Supplied information:
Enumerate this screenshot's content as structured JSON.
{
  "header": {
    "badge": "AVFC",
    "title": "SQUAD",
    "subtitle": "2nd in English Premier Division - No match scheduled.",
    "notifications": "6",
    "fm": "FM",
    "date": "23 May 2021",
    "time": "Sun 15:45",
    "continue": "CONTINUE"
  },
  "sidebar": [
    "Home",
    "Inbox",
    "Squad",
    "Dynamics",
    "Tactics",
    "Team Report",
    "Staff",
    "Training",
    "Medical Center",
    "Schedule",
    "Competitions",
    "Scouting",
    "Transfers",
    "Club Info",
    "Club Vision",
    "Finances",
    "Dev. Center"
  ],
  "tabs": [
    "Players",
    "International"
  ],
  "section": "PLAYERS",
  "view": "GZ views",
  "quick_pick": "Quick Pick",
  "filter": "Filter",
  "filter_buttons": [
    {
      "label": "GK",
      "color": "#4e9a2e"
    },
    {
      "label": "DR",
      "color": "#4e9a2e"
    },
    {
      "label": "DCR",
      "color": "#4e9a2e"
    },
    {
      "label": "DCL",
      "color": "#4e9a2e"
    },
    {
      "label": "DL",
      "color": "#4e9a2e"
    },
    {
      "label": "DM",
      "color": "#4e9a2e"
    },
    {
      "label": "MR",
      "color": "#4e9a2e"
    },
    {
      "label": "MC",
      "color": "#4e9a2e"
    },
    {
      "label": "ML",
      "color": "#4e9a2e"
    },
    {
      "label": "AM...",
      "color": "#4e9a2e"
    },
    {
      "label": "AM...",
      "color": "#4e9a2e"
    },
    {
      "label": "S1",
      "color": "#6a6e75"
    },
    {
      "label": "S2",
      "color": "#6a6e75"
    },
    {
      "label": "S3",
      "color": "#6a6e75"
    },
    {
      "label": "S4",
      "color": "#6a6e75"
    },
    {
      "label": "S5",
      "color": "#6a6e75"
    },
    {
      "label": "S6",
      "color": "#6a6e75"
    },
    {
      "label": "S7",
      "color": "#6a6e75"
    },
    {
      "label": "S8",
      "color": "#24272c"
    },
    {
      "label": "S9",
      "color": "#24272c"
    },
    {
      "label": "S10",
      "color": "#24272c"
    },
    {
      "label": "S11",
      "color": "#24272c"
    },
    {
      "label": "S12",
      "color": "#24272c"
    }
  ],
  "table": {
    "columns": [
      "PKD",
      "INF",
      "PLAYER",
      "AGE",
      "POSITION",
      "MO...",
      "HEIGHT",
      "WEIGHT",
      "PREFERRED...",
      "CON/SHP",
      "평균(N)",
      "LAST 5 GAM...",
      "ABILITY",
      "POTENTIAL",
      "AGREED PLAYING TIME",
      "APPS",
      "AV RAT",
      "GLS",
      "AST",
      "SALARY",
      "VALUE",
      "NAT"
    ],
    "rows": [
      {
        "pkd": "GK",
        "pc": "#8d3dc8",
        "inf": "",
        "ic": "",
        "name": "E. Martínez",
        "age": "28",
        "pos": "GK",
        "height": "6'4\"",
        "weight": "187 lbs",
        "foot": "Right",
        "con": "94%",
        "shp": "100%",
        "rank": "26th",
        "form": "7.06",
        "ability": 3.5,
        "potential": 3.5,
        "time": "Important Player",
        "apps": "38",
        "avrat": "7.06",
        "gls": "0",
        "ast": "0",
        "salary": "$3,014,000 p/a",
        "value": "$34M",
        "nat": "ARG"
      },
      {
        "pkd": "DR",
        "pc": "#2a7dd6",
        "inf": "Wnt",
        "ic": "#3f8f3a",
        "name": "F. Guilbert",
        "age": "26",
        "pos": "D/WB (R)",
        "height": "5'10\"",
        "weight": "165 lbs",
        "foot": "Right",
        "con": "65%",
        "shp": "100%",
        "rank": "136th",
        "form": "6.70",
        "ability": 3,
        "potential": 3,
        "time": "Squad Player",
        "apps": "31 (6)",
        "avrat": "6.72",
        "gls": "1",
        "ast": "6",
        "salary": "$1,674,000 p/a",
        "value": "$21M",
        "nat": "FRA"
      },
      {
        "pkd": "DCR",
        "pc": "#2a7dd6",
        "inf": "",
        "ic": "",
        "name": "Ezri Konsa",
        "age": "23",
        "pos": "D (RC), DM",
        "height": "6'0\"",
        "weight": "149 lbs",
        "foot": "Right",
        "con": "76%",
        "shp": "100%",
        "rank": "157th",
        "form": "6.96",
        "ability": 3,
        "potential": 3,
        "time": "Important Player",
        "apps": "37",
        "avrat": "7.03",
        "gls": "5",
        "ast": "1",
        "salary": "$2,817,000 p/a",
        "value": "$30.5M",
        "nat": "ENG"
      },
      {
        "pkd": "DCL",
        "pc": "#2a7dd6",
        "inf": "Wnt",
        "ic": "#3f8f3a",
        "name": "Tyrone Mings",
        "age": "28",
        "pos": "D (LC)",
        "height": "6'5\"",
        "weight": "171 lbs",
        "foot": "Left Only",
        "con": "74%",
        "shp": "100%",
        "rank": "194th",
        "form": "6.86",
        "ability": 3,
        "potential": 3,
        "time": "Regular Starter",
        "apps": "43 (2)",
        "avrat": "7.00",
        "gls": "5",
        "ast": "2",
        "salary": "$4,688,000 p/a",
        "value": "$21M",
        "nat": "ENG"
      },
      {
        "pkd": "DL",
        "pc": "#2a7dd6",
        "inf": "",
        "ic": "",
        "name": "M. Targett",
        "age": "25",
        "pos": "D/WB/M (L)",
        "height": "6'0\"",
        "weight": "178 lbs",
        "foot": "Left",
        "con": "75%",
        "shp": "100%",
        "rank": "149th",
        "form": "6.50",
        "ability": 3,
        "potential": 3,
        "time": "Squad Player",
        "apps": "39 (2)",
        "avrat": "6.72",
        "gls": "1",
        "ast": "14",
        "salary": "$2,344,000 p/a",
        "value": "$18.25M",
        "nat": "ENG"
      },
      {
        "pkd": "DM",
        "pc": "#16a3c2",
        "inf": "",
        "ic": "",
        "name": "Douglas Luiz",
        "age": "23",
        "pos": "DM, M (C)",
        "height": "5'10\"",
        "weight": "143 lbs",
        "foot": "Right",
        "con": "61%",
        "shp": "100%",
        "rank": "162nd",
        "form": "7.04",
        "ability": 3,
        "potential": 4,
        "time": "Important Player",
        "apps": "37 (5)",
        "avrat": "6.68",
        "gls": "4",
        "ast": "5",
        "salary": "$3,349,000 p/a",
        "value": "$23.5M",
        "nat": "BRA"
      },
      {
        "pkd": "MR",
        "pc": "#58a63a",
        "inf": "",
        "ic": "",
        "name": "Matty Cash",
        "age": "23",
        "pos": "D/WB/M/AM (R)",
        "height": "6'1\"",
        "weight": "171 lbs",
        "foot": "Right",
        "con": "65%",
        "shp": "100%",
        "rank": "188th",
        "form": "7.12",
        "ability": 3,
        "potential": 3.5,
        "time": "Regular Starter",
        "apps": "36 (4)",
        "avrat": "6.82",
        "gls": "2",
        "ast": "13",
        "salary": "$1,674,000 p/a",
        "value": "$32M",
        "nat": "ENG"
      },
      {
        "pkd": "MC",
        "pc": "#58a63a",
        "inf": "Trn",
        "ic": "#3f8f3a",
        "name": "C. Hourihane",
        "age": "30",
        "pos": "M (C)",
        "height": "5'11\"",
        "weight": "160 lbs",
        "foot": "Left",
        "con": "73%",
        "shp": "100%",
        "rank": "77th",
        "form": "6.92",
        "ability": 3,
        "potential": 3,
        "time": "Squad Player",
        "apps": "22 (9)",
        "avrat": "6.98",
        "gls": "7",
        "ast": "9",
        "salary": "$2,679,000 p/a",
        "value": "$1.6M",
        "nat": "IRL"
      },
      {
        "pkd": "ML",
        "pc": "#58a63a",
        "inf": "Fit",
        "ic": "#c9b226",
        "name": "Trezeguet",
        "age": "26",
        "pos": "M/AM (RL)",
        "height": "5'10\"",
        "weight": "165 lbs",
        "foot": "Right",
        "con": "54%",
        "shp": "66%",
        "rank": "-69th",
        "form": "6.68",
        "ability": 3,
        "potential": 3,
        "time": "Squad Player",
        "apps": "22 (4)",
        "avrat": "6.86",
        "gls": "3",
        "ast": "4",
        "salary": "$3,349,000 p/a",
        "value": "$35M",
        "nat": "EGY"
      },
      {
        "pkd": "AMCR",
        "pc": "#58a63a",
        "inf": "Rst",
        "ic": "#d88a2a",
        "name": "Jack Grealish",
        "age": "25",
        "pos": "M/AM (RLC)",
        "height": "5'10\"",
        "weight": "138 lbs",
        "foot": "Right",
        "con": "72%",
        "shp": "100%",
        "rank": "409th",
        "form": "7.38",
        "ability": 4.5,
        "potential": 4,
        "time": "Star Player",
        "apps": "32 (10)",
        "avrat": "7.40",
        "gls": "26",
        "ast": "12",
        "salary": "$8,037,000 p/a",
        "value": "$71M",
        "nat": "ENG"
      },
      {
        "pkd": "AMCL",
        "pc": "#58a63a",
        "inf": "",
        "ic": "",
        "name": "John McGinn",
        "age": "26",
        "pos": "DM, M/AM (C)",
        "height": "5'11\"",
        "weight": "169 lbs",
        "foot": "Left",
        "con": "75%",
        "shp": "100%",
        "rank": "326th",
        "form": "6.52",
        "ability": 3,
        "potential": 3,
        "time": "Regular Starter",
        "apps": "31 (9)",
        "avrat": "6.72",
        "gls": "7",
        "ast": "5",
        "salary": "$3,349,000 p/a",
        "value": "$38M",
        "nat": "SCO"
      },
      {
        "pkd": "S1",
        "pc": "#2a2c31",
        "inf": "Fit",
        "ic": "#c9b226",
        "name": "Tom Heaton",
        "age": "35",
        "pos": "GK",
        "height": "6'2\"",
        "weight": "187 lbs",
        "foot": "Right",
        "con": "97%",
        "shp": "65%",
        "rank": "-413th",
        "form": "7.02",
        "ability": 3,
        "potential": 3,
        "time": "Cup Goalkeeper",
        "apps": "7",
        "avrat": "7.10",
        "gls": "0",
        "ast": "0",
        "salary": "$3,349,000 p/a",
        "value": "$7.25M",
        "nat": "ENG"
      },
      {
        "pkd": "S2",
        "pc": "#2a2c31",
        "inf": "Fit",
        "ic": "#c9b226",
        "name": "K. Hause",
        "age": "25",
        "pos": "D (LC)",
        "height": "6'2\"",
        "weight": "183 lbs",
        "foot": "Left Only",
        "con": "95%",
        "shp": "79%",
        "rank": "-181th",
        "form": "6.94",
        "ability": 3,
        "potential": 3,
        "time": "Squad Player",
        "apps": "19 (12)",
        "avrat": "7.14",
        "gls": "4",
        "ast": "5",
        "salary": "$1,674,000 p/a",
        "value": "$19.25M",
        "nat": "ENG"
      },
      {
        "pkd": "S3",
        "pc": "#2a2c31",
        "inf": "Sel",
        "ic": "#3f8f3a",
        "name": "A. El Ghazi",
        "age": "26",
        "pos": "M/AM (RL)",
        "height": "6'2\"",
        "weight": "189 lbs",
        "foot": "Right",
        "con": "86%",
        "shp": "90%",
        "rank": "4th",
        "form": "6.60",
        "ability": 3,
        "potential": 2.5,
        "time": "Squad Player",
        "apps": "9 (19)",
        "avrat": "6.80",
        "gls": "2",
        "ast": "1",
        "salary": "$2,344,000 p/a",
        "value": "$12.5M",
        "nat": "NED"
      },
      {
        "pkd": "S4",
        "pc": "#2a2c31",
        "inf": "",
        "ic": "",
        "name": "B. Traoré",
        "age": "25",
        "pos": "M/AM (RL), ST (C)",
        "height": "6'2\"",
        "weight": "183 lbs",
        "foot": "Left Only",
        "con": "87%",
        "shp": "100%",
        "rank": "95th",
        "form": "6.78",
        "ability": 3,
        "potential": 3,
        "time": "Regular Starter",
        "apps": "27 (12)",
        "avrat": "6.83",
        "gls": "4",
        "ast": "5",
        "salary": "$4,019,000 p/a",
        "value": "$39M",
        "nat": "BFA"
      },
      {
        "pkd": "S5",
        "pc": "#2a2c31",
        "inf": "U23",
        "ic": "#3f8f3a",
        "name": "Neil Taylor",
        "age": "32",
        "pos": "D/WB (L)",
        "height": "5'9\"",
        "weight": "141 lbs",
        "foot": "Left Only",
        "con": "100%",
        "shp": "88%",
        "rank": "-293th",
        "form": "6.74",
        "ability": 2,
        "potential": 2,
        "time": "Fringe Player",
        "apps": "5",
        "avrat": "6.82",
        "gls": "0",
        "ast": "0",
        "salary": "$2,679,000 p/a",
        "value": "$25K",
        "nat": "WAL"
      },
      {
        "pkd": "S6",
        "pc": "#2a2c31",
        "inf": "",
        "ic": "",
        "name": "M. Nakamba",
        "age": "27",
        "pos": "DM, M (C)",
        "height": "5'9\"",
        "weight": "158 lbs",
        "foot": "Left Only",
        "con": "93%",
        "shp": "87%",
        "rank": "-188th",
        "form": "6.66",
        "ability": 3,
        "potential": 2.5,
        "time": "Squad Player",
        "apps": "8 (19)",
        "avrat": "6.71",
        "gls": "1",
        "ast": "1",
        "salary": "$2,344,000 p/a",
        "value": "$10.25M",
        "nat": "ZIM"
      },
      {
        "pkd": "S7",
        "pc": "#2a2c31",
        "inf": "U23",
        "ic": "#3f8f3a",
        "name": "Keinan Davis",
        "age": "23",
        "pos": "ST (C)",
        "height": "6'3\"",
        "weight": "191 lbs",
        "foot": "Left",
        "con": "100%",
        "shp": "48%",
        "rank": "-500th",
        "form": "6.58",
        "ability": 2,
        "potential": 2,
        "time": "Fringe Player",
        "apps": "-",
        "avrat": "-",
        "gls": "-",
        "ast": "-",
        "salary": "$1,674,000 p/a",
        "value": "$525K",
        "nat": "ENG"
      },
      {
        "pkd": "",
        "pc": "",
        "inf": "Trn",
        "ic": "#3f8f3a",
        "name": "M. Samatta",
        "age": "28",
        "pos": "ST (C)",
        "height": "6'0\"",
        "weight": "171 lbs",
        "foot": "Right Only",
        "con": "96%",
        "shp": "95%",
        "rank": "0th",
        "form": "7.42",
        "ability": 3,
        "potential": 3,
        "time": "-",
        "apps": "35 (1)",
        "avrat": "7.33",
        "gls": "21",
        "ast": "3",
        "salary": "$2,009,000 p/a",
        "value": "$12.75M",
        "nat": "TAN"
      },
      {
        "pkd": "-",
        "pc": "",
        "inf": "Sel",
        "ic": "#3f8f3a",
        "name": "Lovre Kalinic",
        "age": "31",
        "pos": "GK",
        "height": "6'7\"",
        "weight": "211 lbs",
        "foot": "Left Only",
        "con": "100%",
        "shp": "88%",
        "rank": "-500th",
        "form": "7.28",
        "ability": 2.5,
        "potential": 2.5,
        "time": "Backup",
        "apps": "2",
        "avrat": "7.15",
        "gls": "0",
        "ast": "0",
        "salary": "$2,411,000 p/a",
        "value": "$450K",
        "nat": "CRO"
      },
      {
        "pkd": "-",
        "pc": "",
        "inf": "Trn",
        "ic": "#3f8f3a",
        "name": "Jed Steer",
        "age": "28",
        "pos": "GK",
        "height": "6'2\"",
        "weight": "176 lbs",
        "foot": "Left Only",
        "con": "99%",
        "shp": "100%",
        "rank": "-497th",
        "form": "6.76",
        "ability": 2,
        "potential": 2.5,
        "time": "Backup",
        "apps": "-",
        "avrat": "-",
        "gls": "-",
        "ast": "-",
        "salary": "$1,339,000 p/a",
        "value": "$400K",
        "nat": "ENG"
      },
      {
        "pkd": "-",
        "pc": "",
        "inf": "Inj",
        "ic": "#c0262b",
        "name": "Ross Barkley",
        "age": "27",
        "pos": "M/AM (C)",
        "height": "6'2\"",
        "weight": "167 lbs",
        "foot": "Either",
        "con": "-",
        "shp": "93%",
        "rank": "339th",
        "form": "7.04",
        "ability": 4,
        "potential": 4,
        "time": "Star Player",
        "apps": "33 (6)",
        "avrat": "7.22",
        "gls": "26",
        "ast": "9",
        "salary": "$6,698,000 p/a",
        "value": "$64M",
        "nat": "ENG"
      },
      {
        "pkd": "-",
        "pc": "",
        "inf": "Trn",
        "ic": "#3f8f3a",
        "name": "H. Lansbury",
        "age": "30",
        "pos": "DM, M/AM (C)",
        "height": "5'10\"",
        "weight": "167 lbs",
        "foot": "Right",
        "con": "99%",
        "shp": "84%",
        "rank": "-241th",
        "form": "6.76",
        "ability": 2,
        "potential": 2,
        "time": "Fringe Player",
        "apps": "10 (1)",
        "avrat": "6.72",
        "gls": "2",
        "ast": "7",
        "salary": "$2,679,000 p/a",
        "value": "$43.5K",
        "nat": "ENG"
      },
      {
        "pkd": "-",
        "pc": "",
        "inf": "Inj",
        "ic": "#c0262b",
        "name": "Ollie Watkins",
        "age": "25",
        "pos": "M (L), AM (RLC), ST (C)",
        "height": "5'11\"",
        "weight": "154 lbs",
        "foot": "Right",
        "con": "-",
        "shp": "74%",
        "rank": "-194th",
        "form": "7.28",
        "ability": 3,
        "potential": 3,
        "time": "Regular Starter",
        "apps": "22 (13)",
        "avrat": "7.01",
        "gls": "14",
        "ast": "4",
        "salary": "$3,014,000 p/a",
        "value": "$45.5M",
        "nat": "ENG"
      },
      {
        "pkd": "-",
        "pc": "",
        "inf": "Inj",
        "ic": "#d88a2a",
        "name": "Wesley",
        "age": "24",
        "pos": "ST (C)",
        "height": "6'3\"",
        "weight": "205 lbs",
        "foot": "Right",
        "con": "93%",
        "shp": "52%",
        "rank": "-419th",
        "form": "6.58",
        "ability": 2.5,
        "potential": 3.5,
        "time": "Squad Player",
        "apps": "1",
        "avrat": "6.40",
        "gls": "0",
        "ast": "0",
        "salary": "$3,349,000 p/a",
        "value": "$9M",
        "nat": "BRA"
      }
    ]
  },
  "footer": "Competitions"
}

Exercise requirements: Filter lines by "Competitions" and return each hit.

Answer for this exercise:
    "Competitions",
  "footer": "Competitions"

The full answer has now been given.